* begin *
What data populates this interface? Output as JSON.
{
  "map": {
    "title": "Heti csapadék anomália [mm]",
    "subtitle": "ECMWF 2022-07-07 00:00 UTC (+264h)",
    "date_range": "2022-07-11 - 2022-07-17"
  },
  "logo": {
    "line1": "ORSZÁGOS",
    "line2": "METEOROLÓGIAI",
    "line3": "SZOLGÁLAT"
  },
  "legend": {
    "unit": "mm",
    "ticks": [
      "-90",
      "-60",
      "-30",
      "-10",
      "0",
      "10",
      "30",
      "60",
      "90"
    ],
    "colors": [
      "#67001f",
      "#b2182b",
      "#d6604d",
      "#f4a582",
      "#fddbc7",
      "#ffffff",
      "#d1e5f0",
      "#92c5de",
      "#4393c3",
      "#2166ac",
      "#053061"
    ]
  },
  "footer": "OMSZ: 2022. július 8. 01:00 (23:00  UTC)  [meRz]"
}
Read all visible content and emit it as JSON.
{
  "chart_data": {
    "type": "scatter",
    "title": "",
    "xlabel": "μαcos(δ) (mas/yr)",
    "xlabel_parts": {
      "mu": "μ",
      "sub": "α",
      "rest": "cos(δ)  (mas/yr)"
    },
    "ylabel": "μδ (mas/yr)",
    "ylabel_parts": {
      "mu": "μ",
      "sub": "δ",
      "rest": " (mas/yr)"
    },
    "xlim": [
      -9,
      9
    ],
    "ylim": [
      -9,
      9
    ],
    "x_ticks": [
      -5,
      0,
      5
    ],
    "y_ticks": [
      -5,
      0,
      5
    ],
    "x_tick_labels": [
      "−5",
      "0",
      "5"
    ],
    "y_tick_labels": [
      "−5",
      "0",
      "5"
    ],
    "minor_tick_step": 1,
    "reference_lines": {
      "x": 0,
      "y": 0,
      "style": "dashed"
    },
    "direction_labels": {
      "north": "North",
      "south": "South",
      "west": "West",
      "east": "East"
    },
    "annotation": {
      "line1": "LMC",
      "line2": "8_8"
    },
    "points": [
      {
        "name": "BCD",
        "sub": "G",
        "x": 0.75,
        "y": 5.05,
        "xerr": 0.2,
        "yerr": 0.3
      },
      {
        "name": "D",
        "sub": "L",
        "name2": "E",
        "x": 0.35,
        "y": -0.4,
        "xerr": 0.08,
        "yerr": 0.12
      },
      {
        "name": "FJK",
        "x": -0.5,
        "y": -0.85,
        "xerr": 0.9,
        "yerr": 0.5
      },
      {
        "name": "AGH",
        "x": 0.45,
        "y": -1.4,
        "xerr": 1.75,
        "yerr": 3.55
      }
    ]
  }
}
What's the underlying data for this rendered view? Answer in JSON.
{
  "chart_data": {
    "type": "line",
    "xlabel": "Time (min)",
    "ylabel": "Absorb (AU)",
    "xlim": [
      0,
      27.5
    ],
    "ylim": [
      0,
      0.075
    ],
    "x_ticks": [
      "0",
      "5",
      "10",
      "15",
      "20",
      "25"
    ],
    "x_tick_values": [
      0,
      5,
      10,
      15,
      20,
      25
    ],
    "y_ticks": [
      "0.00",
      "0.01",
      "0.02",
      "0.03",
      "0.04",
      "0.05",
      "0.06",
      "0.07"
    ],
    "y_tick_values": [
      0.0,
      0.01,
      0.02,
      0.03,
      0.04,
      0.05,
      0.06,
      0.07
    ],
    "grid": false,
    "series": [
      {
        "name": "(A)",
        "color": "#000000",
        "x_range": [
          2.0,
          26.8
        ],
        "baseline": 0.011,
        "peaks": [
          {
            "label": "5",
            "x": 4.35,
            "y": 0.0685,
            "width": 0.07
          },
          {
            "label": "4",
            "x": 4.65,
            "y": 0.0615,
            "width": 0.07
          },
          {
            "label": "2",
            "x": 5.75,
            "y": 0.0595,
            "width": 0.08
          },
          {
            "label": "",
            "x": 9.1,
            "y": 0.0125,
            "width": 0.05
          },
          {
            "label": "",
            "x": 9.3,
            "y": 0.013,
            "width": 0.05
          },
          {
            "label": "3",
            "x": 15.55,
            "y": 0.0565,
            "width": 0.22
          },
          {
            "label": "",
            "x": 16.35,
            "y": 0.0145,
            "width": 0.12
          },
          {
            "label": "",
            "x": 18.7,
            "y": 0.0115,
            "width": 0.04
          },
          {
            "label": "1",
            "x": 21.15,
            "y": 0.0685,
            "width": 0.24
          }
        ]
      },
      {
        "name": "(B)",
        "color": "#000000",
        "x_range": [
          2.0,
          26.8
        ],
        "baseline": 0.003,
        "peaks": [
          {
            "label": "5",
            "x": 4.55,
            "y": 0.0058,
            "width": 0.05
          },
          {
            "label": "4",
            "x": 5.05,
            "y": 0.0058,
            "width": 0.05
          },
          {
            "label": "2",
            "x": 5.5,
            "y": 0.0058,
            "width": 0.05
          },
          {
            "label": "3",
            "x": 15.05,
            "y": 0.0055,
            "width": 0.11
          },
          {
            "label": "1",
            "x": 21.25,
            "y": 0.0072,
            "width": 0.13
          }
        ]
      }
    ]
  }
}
* end *
Task to carry out: Search the material above for "this". Pull out each line where it shows up.

Correct result:
What data populates this interface? Output as JSON.
What's the underlying data for this rendered view? Answer in JSON.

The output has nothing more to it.